● Consignes de travail
• a. D'après l'extrait sur l'article 1843-4 du Code civil, à quelle date les trois arrêts évoqués ont-ils été rendus ?
• b. Indiquez si chacune des affirmations suivantes est conforme à l'extrait sur l'article 1843-4 du Code civil, en répondant par oui ou par non et en citant les mots décisifs de l'extrait : (i) selon l'article 1843-4, la valeur des titres est déterminée par un expert en cas de contestation ; (ii) dans l'affaire du premier arrêt, la méthode de calcul du prix des actions figurait dans la promesse unilatérale de vente ; (iii) le premier arrêt a été rendu par le Conseil d'État.
• c. Donnez la suite de l'extrait sur l'article 1843-4 du Code civil, en commençant après sa dernière phrase.

● Texte fourni
Intouchable, d’abord parce que les tentatives de restreindre une portée très imprécise dans le texte semblent de plus en plus vouées à l’échec ; intouchable ensuite parce que les juridictions ne semblent accepter aucun aménagement des principes qu’il pose.

Trois arrêts rendus le 4 décembre 2012 scellent, pour qui en doutait encore, le caractère sacré que réservent les juridictions à l’article 1843-4 du Code civil. Selon ce texte, dans tous les cas où sont prévus la cession des titres d’un associé, ou le rachat de ceux-ci par la société, leur valeur est déterminée, en cas de contestation, par un expert. Les arrêts du 4 décembre délivrent deux messages structurants. En premier lieu, et le rappel est fort, il n’est pas possible d’écarter ou de moduler l’application de ce texte : il est à prendre et non à laisser ! Ensuite, et le rappel est tout aussi puissant, la parole de l’expert tient rang jusqu’à l’erreur grossière.

Selon le premier arrêt, rendu par la Cour de cassation (n° 10-16.280), il n’est pas nécessaire que les parties aient convenu de recourir à un expert pour que sa désignation soit possible. Il est intéressant de remarquer qu’ici, les associés s’étaient engagés par avance à céder leurs actions dans le cas où ils ne seraient plus salariés de la société. Or, si le cédant avait signé une promesse unilatérale de vente, la méthode de calcul du prix des actions était, elle, prévue dans une charte extra-statutaire assimilable à un règlement intérieur de la société. Le schéma était donc un peu différent des hypothèses que l’on avait rencontré par le passé. La Cour de cassation ne s’est toutefois pas embarrassée de cette singularité : l’article 1843-4 du Code civil étant applicable à tous les cas où sont prévus la cession ou le rachat de parts sociales ou d’actions, il n’est pas nécessaire que les parties prévoient dans un document ou dans un autre la possibilité qu’un expert soit désigné pour que celui-ci puisse l’être. Il semblerait donc qu’il puisse l’être par-delà les clauses d’évaluation contenues dans une promesse, au moins tant que cette promesse n’a pas été levée.

● Extrait des données
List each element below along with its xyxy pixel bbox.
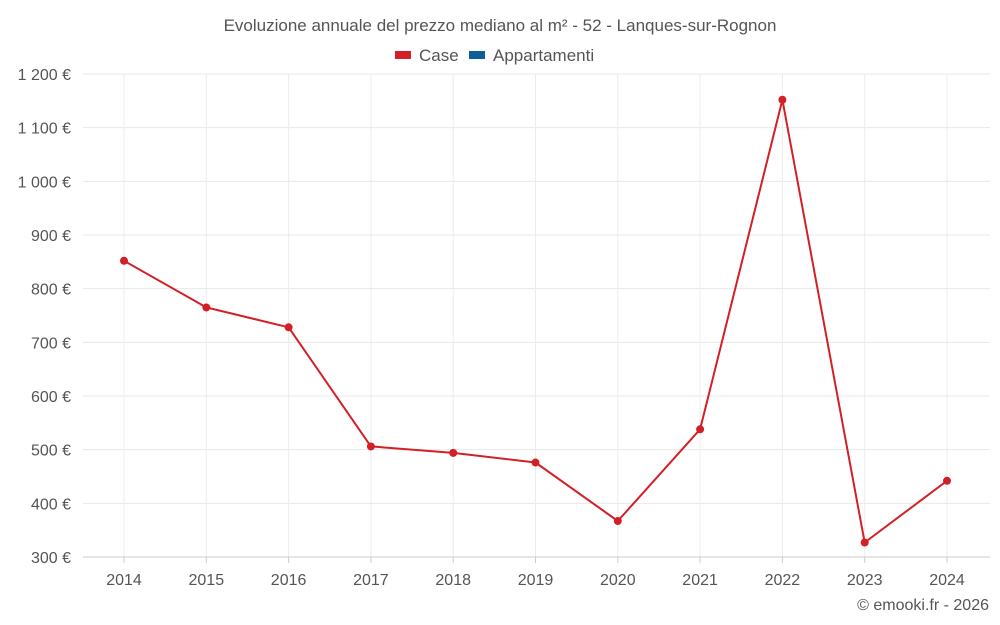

● Réponses aux exercices
• a. Le 4 décembre 2012.

• b.
(i) Oui : « leur valeur est déterminée, en cas de contestation, par un expert ».
(ii) Non : « la méthode de calcul du prix des actions était, elle, prévue dans une charte extra-statutaire assimilable à un règlement intérieur de la société ».
(iii) Non : « rendu par la Cour de cassation ».

• c.
Le deuxième arrêt, rendu par la cour d’appel de Paris (n° 11/15313) suit parfaitement le mécanisme du premier. La cour a jugé qu’une clause ne peut pas modifier la règle de l’article 1843-4. Les parties avaient prévu dans un pacte d’actionnaire l’intervention d’un collège d’experts et non d’un expert unique. Cette clause a été jugée, dans son esprit, contraire au texte qui impose un expert unique, et donc annulée.

Le dernier arrêt, rendu par la Cour de cassation (n° 11-26.520) rappelle qu’au-delà de la lettre de l’article 1843-4, c’est aussi la parole de l’expert qui jouit d’une certaine immunité, immunité qui ne tombe qu’en cas d’erreur grossière. Est-il d’ailleurs outrancier de parler d’immunité lorsque l’on sait que les décisions ayant admis l’erreur grossière sont très rares (moins de dix recensées en 12 ans) ? L’arrêt rapporté ne fera pas croître ce chiffre, l’erreur grossière ayant été rejetée par la Cour de cassation.

En somme, le message délivré ce 4 décembre 2012 rappelle le ton donné au cours de l’année écoulée et annonce sans trop d’hésitation la tonalité de l’année à venir.

 

A propos de l’auteur

Christophe Blondeau, avocat associé. Il traite plus spécifiquement des opérations transactionnelles de fusions – acquisitions, de joint-venture et de private equity. Il couvre l’ensemble des questions relatives aux opérations transactionnelles notamment dans le secteur immobilier.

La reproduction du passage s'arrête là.